(Items from a dataset)
"""
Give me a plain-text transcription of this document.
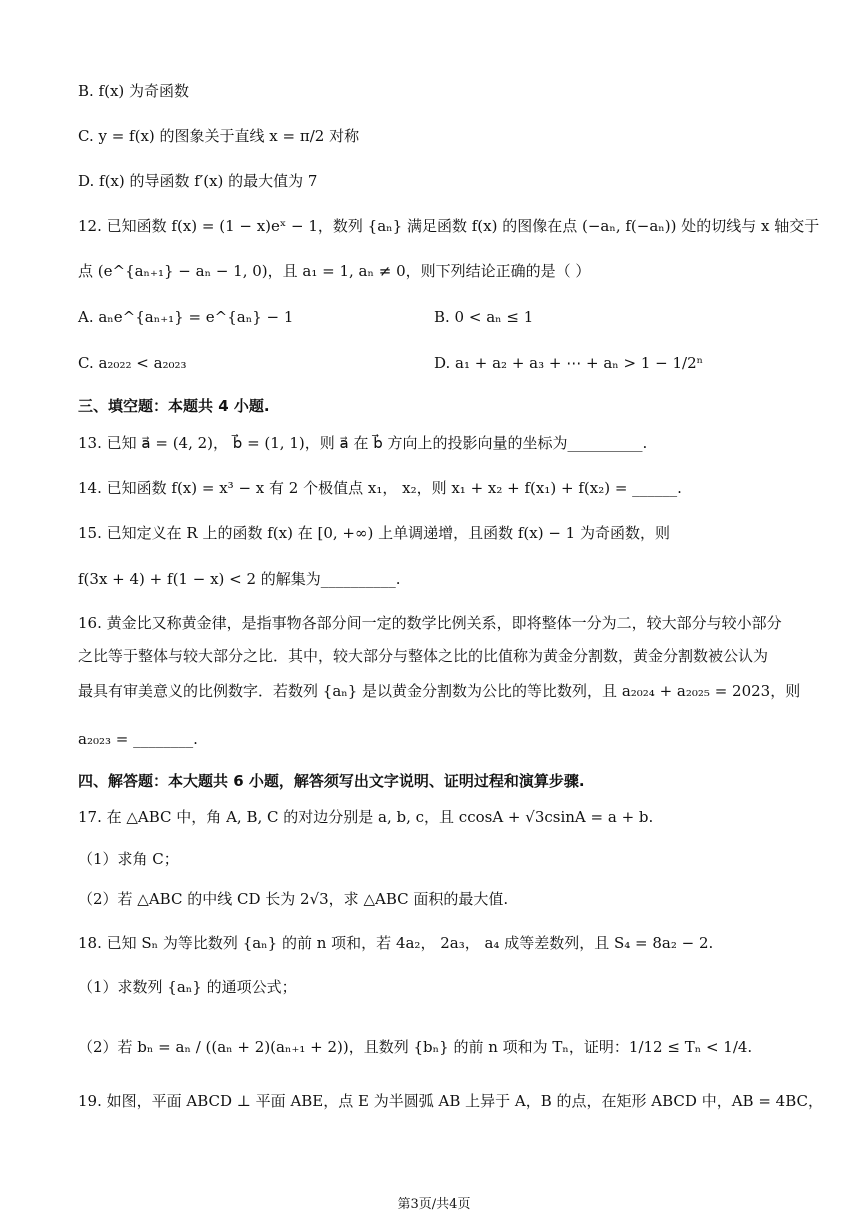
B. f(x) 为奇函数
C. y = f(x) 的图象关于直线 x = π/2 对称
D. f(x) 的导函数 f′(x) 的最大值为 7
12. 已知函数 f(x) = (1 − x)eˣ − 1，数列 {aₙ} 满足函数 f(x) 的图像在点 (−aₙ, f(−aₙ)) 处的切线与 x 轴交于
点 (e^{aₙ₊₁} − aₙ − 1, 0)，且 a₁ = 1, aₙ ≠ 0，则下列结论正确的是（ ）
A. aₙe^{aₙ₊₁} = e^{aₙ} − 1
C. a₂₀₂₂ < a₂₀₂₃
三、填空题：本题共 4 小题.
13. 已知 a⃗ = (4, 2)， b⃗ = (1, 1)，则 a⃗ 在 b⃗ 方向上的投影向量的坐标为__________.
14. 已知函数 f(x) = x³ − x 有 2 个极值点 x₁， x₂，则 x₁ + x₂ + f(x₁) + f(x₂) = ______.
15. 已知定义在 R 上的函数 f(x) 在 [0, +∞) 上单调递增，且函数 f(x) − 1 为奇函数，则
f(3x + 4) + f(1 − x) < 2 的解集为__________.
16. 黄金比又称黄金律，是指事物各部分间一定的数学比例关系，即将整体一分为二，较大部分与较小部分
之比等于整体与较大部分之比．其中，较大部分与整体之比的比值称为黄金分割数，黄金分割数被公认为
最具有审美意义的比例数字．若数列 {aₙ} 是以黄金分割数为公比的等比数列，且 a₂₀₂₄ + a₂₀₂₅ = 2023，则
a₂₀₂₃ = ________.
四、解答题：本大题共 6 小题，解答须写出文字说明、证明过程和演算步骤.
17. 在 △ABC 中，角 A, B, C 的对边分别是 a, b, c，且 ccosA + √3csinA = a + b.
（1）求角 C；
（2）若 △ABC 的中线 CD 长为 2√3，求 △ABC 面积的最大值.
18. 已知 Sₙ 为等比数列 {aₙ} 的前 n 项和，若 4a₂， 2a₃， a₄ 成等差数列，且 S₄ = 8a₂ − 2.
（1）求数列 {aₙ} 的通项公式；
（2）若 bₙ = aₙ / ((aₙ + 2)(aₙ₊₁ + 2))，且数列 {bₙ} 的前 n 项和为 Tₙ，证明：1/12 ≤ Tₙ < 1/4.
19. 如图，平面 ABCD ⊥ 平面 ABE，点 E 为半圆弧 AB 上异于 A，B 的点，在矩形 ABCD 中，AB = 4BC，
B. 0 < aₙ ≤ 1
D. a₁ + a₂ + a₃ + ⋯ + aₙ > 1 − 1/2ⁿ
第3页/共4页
"""
"""
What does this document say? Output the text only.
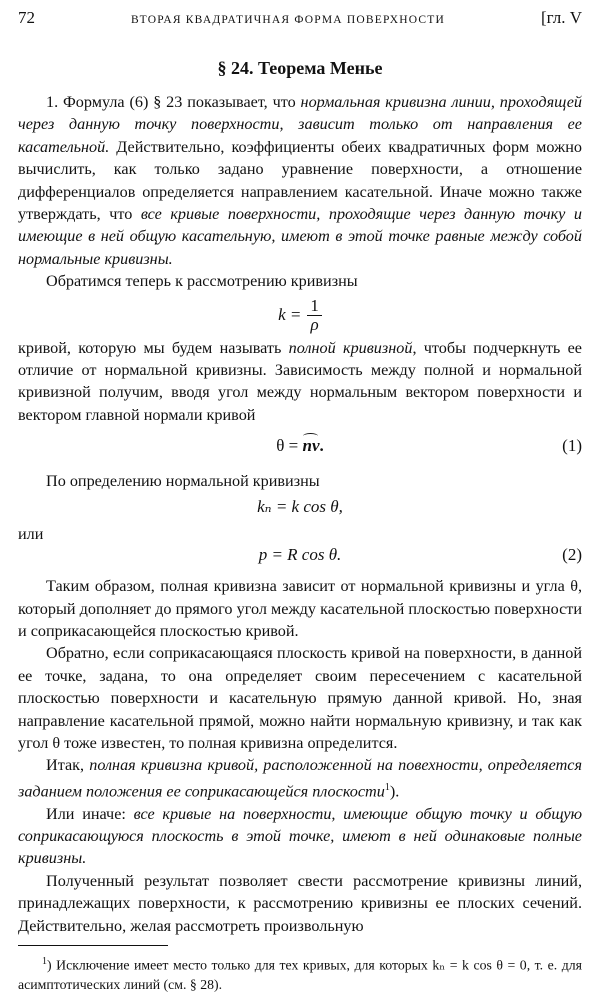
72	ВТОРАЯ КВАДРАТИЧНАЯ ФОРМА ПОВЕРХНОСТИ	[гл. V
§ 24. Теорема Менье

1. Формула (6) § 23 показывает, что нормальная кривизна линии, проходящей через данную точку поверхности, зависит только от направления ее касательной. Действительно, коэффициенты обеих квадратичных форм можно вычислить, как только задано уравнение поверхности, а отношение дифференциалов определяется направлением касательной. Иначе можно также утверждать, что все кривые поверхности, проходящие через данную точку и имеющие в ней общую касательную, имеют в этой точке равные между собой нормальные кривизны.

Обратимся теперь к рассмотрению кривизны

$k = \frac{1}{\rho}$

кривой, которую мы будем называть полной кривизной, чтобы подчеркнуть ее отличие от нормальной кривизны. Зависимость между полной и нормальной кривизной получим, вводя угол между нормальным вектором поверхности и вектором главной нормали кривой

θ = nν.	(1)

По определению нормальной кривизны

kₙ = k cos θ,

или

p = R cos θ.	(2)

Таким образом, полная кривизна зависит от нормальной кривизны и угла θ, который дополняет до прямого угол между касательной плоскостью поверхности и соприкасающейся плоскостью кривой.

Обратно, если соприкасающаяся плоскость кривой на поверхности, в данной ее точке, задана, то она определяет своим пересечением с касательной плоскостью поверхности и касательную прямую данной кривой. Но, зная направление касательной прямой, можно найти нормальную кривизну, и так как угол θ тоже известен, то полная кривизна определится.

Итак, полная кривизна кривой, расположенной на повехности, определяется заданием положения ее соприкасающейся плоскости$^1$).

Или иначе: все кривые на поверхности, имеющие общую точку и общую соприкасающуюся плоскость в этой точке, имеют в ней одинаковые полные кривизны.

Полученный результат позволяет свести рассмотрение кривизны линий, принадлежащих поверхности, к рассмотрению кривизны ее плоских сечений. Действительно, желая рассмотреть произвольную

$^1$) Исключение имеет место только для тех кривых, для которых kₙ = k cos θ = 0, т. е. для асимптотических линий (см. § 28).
"""
• GOAL OF THE EXERCISE:
Go through the records. Copy each line where "только" appears.

• REPLY:
1. Формула (6) § 23 показывает, что нормальная кривизна линии, проходящей через данную точку поверхности, зависит только от направления ее касательной. Действительно, коэффициенты обеих квадратичных форм можно вычислить, как только задано уравнение поверхности, а отношение дифференциалов определяется направлением касательной. Иначе можно также утверждать, что все кривые поверхности, проходящие через данную точку и имеющие в ней общую касательную, имеют в этой точке равные между собой нормальные кривизны.
$^1$) Исключение имеет место только для тех кривых, для которых kₙ = k cos θ = 0, т. е. для асимптотических линий (см. § 28).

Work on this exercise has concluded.